The request :: Which lines hold the word "FLIGHT"? Copy each one.

Provided material ::

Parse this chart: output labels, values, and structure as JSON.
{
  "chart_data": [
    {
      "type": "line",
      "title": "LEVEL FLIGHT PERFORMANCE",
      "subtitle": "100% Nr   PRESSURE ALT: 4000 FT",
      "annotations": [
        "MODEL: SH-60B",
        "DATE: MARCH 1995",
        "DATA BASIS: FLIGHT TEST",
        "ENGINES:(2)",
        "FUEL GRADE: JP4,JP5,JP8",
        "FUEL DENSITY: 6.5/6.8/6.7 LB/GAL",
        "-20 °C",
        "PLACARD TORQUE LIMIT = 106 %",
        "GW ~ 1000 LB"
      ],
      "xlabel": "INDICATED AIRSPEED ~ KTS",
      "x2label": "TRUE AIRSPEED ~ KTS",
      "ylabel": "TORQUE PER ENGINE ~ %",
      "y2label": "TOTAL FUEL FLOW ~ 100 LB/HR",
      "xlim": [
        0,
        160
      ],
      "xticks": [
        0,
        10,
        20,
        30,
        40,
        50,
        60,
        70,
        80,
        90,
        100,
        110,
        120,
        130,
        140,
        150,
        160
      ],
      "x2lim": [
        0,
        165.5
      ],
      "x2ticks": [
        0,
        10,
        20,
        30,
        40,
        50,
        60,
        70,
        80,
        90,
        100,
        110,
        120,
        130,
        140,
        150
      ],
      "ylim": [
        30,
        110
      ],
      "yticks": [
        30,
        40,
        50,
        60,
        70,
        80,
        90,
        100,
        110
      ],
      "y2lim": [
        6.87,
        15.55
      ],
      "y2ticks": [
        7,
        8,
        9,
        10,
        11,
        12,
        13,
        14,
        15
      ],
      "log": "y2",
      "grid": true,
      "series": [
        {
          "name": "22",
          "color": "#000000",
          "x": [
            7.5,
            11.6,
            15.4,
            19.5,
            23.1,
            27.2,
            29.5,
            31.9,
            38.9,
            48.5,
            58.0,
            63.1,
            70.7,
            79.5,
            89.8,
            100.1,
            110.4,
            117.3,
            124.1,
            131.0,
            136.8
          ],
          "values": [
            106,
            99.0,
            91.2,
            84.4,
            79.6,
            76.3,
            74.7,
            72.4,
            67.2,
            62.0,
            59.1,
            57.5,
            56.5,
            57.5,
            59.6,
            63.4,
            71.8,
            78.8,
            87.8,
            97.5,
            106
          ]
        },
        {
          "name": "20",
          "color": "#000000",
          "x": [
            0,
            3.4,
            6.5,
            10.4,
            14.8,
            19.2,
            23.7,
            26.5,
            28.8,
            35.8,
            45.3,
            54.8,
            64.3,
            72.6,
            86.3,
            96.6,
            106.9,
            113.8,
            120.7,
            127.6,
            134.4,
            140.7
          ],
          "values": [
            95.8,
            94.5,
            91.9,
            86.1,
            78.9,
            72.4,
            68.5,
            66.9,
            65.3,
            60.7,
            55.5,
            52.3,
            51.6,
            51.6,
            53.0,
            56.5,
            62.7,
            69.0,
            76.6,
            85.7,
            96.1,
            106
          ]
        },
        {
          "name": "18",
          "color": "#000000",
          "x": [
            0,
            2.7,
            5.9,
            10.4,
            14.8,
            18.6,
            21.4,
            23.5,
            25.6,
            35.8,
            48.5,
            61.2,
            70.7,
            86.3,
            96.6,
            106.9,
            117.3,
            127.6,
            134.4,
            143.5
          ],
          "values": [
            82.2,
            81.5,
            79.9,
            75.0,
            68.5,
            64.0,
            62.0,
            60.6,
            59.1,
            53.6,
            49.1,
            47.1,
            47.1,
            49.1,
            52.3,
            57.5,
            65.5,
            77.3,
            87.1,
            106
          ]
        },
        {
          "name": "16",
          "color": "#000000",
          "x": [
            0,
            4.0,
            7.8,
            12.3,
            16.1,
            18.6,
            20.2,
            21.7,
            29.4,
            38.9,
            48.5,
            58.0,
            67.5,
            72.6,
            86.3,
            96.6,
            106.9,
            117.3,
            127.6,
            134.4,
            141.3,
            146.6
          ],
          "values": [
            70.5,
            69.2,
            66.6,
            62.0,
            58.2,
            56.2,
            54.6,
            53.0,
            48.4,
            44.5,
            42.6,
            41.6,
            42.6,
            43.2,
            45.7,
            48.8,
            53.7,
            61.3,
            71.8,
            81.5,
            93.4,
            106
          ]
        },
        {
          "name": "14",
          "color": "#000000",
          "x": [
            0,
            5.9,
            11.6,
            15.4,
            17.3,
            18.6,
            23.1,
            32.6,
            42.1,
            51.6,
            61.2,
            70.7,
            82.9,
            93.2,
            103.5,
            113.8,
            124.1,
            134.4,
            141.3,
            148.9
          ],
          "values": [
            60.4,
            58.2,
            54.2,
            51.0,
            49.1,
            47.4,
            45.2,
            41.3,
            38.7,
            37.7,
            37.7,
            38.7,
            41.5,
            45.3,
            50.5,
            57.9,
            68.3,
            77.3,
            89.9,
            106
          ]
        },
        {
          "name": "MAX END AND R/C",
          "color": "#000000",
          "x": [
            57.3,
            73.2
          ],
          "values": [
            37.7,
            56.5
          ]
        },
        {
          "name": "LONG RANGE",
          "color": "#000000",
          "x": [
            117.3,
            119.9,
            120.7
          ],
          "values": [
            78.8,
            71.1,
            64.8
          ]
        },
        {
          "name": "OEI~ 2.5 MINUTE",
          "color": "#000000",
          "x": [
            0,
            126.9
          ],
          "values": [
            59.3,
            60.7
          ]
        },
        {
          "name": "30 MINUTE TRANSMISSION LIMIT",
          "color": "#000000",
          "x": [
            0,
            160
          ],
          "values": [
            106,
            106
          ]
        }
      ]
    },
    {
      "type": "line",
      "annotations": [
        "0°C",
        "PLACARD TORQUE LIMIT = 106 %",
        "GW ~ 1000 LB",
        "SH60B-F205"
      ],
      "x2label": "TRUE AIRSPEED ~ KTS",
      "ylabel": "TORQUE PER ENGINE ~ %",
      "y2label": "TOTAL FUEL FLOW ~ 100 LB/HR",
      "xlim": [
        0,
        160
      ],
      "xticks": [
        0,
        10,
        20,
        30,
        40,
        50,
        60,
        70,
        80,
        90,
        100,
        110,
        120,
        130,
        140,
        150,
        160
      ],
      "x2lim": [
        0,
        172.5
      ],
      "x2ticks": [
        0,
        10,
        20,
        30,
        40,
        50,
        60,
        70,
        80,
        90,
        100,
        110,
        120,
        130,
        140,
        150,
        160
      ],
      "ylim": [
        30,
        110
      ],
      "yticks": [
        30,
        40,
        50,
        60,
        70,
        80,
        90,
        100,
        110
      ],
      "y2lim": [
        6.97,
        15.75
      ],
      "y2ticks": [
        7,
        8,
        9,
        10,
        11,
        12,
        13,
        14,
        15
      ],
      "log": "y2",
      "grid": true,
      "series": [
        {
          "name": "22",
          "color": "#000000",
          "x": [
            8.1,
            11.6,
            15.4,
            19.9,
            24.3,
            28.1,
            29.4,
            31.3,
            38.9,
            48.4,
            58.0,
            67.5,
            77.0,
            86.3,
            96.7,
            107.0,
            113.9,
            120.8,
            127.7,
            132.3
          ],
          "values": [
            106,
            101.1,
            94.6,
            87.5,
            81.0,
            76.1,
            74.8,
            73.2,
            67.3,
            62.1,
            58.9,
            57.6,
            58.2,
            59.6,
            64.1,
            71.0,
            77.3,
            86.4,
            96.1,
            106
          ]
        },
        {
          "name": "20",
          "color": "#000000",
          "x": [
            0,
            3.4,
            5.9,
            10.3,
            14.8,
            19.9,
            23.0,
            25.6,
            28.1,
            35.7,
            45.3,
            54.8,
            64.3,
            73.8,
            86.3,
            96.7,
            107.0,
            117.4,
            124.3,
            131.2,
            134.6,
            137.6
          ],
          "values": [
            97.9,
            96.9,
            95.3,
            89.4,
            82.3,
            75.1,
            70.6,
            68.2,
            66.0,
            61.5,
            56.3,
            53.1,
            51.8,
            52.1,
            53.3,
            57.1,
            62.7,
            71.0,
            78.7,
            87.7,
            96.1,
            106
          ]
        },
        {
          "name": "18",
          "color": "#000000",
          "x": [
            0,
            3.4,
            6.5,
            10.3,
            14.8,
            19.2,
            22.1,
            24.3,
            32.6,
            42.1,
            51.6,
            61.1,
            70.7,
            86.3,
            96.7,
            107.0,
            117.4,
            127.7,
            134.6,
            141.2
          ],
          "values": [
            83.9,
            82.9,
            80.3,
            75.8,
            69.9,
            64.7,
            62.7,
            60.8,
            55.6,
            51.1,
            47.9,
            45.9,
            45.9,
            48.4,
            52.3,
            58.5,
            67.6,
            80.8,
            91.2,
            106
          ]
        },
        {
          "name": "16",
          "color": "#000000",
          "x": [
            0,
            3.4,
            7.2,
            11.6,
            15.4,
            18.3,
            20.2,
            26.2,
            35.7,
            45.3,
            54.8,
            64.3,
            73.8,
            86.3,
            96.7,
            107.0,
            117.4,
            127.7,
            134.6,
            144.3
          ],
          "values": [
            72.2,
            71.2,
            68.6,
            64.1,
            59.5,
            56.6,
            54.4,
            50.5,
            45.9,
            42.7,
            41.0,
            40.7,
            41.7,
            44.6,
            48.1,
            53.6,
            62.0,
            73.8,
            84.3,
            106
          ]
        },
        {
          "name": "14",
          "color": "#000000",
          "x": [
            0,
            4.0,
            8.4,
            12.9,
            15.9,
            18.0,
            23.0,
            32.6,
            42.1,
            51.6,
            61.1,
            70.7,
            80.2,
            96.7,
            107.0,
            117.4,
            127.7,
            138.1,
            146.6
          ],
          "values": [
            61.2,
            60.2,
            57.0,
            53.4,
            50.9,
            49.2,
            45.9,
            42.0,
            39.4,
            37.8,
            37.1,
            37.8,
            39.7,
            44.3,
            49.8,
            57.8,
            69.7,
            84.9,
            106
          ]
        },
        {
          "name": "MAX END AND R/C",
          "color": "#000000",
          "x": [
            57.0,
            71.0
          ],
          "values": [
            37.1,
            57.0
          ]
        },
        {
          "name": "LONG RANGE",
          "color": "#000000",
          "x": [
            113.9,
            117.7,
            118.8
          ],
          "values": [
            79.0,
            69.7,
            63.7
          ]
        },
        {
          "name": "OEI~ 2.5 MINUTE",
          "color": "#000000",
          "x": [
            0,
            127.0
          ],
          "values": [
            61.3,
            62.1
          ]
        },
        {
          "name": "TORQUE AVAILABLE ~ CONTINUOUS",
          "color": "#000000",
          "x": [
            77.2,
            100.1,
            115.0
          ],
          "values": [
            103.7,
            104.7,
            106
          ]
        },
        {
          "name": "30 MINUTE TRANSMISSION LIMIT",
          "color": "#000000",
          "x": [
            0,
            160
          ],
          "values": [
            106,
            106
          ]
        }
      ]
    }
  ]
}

Right answer ::
      "title": "LEVEL FLIGHT PERFORMANCE",
        "DATA BASIS: FLIGHT TEST",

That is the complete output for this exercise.